Listed records —
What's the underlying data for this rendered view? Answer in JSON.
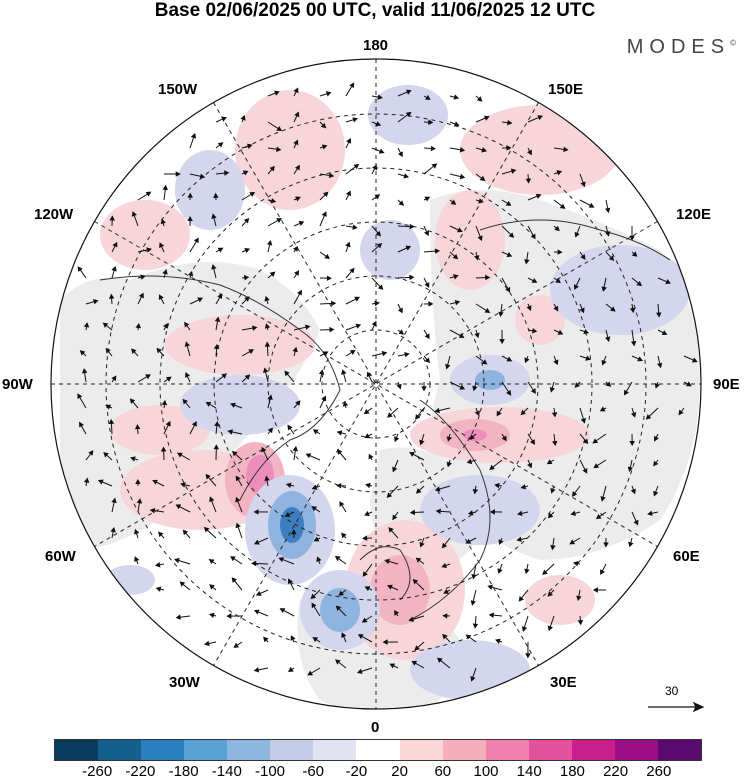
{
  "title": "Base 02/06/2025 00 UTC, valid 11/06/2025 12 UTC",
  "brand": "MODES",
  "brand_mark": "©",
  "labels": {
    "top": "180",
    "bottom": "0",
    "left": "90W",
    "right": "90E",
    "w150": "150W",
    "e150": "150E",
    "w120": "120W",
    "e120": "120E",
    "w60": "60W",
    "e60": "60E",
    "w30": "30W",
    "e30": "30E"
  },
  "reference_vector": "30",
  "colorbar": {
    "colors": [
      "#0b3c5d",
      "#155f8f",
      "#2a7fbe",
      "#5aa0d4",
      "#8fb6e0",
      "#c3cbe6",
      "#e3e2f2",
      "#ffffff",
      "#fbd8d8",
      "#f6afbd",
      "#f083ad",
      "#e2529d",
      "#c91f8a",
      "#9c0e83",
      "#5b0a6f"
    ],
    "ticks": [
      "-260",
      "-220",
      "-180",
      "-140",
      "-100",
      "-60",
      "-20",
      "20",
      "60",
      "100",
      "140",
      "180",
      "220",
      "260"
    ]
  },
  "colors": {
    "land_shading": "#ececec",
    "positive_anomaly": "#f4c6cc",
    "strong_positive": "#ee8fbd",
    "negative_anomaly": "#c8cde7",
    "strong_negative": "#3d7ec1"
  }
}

Written exercise — Set the data above down again exactly as given, with no pictures.

Final result —
What's the underlying data for this rendered view? Answer in JSON.
{
  "title": "Base 02/06/2025 00 UTC, valid 11/06/2025 12 UTC",
  "brand": "MODES",
  "brand_mark": "©",
  "labels": {
    "top": "180",
    "bottom": "0",
    "left": "90W",
    "right": "90E",
    "w150": "150W",
    "e150": "150E",
    "w120": "120W",
    "e120": "120E",
    "w60": "60W",
    "e60": "60E",
    "w30": "30W",
    "e30": "30E"
  },
  "reference_vector": "30",
  "colorbar": {
    "colors": [
      "#0b3c5d",
      "#155f8f",
      "#2a7fbe",
      "#5aa0d4",
      "#8fb6e0",
      "#c3cbe6",
      "#e3e2f2",
      "#ffffff",
      "#fbd8d8",
      "#f6afbd",
      "#f083ad",
      "#e2529d",
      "#c91f8a",
      "#9c0e83",
      "#5b0a6f"
    ],
    "ticks": [
      "-260",
      "-220",
      "-180",
      "-140",
      "-100",
      "-60",
      "-20",
      "20",
      "60",
      "100",
      "140",
      "180",
      "220",
      "260"
    ]
  },
  "colors": {
    "land_shading": "#ececec",
    "positive_anomaly": "#f4c6cc",
    "strong_positive": "#ee8fbd",
    "negative_anomaly": "#c8cde7",
    "strong_negative": "#3d7ec1"
  }
}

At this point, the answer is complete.